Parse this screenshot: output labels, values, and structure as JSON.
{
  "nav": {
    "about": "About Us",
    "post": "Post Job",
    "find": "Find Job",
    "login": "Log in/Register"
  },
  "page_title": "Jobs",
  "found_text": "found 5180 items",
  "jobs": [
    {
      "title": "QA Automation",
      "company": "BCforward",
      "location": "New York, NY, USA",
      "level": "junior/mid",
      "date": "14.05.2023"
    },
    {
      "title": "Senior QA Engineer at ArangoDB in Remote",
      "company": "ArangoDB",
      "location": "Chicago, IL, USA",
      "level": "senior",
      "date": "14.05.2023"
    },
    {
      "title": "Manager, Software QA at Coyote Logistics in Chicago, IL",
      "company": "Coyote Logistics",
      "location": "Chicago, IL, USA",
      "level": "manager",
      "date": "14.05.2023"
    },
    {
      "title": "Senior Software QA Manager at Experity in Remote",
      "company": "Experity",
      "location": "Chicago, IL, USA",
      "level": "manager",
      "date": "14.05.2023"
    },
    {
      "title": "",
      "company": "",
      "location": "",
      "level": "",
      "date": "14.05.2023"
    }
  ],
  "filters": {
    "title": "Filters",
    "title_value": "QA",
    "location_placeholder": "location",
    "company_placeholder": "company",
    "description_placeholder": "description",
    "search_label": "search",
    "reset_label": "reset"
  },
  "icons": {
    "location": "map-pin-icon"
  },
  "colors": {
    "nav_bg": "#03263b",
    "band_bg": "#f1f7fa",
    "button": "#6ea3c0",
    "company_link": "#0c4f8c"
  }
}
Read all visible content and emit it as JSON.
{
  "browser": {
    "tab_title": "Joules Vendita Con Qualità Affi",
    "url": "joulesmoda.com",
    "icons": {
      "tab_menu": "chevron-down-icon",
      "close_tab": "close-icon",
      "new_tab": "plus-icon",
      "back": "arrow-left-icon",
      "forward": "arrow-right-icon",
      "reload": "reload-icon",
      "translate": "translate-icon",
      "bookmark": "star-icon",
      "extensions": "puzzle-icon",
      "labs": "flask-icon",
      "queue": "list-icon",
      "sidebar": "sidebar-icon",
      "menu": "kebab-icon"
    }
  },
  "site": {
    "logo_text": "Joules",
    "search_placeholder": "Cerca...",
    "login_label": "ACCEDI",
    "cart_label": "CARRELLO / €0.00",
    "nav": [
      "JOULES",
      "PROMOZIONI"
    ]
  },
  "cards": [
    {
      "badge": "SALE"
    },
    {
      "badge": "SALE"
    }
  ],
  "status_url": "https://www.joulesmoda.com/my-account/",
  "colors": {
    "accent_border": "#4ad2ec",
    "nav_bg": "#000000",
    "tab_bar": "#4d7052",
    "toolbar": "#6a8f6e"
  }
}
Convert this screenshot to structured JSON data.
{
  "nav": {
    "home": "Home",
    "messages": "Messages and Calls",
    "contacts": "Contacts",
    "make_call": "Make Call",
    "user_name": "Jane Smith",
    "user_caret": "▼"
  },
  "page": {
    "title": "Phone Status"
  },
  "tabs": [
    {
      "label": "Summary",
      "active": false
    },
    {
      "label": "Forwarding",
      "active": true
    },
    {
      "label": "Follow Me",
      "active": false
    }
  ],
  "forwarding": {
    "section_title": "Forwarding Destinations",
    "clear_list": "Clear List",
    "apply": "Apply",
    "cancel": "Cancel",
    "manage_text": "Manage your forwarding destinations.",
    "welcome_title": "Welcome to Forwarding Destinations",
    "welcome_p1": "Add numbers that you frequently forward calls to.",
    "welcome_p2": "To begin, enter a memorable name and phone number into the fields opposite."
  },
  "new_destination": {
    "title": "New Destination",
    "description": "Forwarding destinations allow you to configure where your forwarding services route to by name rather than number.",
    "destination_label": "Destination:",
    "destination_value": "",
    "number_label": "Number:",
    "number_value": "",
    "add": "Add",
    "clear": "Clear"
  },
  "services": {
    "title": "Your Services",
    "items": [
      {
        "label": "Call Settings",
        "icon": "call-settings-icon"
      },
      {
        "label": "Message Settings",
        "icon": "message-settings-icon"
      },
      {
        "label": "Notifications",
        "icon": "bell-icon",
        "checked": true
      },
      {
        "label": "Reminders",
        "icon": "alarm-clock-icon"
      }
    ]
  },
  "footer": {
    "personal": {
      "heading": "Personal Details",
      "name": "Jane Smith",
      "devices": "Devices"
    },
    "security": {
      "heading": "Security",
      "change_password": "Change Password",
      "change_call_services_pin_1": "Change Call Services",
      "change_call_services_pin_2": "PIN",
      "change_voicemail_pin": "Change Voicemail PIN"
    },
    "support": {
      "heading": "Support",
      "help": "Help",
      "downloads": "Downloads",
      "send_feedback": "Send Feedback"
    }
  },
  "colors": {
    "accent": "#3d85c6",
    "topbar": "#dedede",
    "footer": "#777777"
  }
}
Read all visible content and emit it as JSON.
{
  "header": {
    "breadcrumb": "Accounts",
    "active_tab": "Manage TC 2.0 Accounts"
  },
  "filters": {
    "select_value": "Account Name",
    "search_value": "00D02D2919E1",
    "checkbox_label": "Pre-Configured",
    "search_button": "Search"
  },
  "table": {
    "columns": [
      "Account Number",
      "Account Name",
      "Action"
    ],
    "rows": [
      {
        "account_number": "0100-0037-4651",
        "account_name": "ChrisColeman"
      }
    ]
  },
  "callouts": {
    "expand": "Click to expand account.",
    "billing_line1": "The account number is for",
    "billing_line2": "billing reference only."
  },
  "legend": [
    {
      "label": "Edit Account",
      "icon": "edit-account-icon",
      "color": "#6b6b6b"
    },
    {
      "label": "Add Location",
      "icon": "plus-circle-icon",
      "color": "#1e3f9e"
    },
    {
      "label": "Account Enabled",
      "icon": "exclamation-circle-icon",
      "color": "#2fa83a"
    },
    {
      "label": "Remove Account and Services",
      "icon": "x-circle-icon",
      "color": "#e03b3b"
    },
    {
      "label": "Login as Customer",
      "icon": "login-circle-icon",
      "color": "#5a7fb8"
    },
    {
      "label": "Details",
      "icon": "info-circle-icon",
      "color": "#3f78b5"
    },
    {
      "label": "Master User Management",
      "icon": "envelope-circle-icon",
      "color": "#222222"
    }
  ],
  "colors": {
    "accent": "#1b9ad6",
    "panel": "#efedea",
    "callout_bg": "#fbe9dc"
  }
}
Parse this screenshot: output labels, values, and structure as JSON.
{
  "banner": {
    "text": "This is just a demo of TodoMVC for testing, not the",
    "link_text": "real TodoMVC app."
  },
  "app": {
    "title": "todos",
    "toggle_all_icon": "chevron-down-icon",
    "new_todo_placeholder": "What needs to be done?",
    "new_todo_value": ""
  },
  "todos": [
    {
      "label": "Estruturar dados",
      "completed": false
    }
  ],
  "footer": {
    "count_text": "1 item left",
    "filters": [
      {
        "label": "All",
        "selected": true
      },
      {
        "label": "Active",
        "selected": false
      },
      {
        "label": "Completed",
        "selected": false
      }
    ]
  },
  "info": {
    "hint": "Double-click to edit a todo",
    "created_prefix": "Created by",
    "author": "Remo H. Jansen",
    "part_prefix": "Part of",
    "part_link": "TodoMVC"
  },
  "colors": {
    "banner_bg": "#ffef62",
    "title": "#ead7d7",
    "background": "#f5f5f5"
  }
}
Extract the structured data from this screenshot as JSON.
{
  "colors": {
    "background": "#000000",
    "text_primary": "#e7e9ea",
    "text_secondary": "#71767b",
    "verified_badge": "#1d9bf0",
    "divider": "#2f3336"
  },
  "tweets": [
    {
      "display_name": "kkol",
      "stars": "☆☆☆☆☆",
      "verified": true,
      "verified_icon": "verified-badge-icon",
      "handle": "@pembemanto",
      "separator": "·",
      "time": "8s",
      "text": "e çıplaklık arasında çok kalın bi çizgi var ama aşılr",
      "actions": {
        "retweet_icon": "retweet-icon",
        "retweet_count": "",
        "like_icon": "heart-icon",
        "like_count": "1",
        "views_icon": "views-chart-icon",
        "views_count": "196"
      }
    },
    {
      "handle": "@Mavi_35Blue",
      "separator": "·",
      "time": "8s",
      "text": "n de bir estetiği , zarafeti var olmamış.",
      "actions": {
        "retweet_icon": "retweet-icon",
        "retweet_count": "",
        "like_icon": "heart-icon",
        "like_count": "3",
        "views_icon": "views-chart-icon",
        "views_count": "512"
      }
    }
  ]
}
━━━━━━
Every line from the one containing "Extract the structured" through the last line of the entries must be written out verbatim, and no other line.

Extract the structured data from this screenshot as JSON.
{
  "colors": {
    "background": "#000000",
    "text_primary": "#e7e9ea",
    "text_secondary": "#71767b",
    "verified_badge": "#1d9bf0",
    "divider": "#2f3336"
  },
  "tweets": [
    {
      "display_name": "kkol",
      "stars": "☆☆☆☆☆",
      "verified": true,
      "verified_icon": "verified-badge-icon",
      "handle": "@pembemanto",
      "separator": "·",
      "time": "8s",
      "text": "e çıplaklık arasında çok kalın bi çizgi var ama aşılr",
      "actions": {
        "retweet_icon": "retweet-icon",
        "retweet_count": "",
        "like_icon": "heart-icon",
        "like_count": "1",
        "views_icon": "views-chart-icon",
        "views_count": "196"
      }
    },
    {
      "handle": "@Mavi_35Blue",
      "separator": "·",
      "time": "8s",
      "text": "n de bir estetiği , zarafeti var olmamış.",
      "actions": {
        "retweet_icon": "retweet-icon",
        "retweet_count": "",
        "like_icon": "heart-icon",
        "like_count": "3",
        "views_icon": "views-chart-icon",
        "views_count": "512"
      }
    }
  ]
}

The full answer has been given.